== DIRECTION ==
Can all of these lines be returned exactly?

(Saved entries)
* * * * *

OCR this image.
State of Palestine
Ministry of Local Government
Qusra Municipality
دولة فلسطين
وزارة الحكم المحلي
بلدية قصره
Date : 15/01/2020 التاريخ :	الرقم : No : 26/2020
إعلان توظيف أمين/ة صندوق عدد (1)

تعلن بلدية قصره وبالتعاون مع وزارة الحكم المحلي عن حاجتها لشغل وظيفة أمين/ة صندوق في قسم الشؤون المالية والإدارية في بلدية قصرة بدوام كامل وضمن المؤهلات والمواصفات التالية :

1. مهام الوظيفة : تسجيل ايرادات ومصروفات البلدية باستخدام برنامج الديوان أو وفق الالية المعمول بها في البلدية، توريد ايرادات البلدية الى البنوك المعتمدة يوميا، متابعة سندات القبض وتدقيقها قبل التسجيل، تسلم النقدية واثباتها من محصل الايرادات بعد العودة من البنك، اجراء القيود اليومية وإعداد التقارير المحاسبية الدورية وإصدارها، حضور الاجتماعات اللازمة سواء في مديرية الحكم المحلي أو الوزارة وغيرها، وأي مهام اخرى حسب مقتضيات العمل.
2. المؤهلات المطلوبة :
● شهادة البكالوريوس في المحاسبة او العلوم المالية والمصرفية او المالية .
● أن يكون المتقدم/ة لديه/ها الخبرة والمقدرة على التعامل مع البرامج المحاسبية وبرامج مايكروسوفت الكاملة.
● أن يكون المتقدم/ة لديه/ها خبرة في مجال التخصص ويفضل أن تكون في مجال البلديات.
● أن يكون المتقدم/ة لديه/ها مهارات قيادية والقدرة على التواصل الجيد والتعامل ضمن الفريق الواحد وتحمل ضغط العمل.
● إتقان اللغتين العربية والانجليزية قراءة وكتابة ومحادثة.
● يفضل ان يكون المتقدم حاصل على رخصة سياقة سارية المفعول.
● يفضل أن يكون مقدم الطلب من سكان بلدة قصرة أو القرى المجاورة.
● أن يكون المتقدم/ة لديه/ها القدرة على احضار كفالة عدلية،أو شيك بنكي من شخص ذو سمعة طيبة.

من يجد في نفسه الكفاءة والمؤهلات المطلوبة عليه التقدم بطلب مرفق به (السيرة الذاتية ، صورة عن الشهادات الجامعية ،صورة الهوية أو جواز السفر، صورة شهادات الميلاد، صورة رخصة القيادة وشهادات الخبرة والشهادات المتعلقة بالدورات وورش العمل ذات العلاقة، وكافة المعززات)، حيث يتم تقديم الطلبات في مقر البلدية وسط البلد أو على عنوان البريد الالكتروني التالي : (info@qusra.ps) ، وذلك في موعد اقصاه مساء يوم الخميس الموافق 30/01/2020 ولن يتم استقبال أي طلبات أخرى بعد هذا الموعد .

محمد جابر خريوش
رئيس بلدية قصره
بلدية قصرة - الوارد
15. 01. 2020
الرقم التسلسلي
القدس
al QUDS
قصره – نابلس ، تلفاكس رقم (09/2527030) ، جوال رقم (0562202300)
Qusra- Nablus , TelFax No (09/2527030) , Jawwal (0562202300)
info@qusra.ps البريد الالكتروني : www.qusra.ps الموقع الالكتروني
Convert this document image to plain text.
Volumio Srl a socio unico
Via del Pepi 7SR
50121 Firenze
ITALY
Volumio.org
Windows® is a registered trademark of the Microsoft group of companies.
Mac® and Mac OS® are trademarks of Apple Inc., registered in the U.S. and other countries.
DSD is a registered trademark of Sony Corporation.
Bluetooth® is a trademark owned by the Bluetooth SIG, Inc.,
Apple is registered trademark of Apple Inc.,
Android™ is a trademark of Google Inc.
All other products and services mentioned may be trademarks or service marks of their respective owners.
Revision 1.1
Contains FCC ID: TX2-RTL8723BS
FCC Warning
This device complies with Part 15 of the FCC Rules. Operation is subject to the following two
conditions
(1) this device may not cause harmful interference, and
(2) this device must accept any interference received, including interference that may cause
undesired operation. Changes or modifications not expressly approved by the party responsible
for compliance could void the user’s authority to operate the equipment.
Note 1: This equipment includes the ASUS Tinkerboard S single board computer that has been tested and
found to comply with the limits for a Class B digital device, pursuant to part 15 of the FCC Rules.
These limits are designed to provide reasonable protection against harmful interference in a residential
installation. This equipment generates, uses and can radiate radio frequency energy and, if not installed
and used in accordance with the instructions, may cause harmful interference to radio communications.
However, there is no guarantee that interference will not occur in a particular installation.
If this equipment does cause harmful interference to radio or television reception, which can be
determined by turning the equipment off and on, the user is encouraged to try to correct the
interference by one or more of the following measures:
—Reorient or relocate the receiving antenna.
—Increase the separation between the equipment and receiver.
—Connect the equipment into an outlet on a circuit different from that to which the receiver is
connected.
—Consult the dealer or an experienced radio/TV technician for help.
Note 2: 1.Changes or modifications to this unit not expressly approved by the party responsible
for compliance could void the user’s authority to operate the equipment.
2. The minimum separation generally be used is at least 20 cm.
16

* * * * *

== THE ANSWER ==
OCR this image.
State of Palestine
Ministry of Local Government
Qusra Municipality
دولة فلسطين
وزارة الحكم المحلي
بلدية قصره
Date : 15/01/2020 التاريخ :	الرقم : No : 26/2020
إعلان توظيف أمين/ة صندوق عدد (1)

تعلن بلدية قصره وبالتعاون مع وزارة الحكم المحلي عن حاجتها لشغل وظيفة أمين/ة صندوق في قسم الشؤون المالية والإدارية في بلدية قصرة بدوام كامل وضمن المؤهلات والمواصفات التالية :

1. مهام الوظيفة : تسجيل ايرادات ومصروفات البلدية باستخدام برنامج الديوان أو وفق الالية المعمول بها في البلدية، توريد ايرادات البلدية الى البنوك المعتمدة يوميا، متابعة سندات القبض وتدقيقها قبل التسجيل، تسلم النقدية واثباتها من محصل الايرادات بعد العودة من البنك، اجراء القيود اليومية وإعداد التقارير المحاسبية الدورية وإصدارها، حضور الاجتماعات اللازمة سواء في مديرية الحكم المحلي أو الوزارة وغيرها، وأي مهام اخرى حسب مقتضيات العمل.
2. المؤهلات المطلوبة :
● شهادة البكالوريوس في المحاسبة او العلوم المالية والمصرفية او المالية .
● أن يكون المتقدم/ة لديه/ها الخبرة والمقدرة على التعامل مع البرامج المحاسبية وبرامج مايكروسوفت الكاملة.
● أن يكون المتقدم/ة لديه/ها خبرة في مجال التخصص ويفضل أن تكون في مجال البلديات.
● أن يكون المتقدم/ة لديه/ها مهارات قيادية والقدرة على التواصل الجيد والتعامل ضمن الفريق الواحد وتحمل ضغط العمل.
● إتقان اللغتين العربية والانجليزية قراءة وكتابة ومحادثة.
● يفضل ان يكون المتقدم حاصل على رخصة سياقة سارية المفعول.
● يفضل أن يكون مقدم الطلب من سكان بلدة قصرة أو القرى المجاورة.
● أن يكون المتقدم/ة لديه/ها القدرة على احضار كفالة عدلية،أو شيك بنكي من شخص ذو سمعة طيبة.

من يجد في نفسه الكفاءة والمؤهلات المطلوبة عليه التقدم بطلب مرفق به (السيرة الذاتية ، صورة عن الشهادات الجامعية ،صورة الهوية أو جواز السفر، صورة شهادات الميلاد، صورة رخصة القيادة وشهادات الخبرة والشهادات المتعلقة بالدورات وورش العمل ذات العلاقة، وكافة المعززات)، حيث يتم تقديم الطلبات في مقر البلدية وسط البلد أو على عنوان البريد الالكتروني التالي : (info@qusra.ps) ، وذلك في موعد اقصاه مساء يوم الخميس الموافق 30/01/2020 ولن يتم استقبال أي طلبات أخرى بعد هذا الموعد .

محمد جابر خريوش
رئيس بلدية قصره
بلدية قصرة - الوارد
15. 01. 2020
الرقم التسلسلي
القدس
al QUDS
قصره – نابلس ، تلفاكس رقم (09/2527030) ، جوال رقم (0562202300)
Qusra- Nablus , TelFax No (09/2527030) , Jawwal (0562202300)
info@qusra.ps البريد الالكتروني : www.qusra.ps الموقع الالكتروني
Convert this document image to plain text.
Volumio Srl a socio unico
Via del Pepi 7SR
50121 Firenze
ITALY
Volumio.org
Windows® is a registered trademark of the Microsoft group of companies.
Mac® and Mac OS® are trademarks of Apple Inc., registered in the U.S. and other countries.
DSD is a registered trademark of Sony Corporation.
Bluetooth® is a trademark owned by the Bluetooth SIG, Inc.,
Apple is registered trademark of Apple Inc.,
Android™ is a trademark of Google Inc.
All other products and services mentioned may be trademarks or service marks of their respective owners.
Revision 1.1
Contains FCC ID: TX2-RTL8723BS
FCC Warning
This device complies with Part 15 of the FCC Rules. Operation is subject to the following two
conditions
(1) this device may not cause harmful interference, and
(2) this device must accept any interference received, including interference that may cause
undesired operation. Changes or modifications not expressly approved by the party responsible
for compliance could void the user’s authority to operate the equipment.
Note 1: This equipment includes the ASUS Tinkerboard S single board computer that has been tested and
found to comply with the limits for a Class B digital device, pursuant to part 15 of the FCC Rules.
These limits are designed to provide reasonable protection against harmful interference in a residential
installation. This equipment generates, uses and can radiate radio frequency energy and, if not installed
and used in accordance with the instructions, may cause harmful interference to radio communications.
However, there is no guarantee that interference will not occur in a particular installation.
If this equipment does cause harmful interference to radio or television reception, which can be
determined by turning the equipment off and on, the user is encouraged to try to correct the
interference by one or more of the following measures:
—Reorient or relocate the receiving antenna.
—Increase the separation between the equipment and receiver.
—Connect the equipment into an outlet on a circuit different from that to which the receiver is
connected.
—Consult the dealer or an experienced radio/TV technician for help.
Note 2: 1.Changes or modifications to this unit not expressly approved by the party responsible
for compliance could void the user’s authority to operate the equipment.
2. The minimum separation generally be used is at least 20 cm.
16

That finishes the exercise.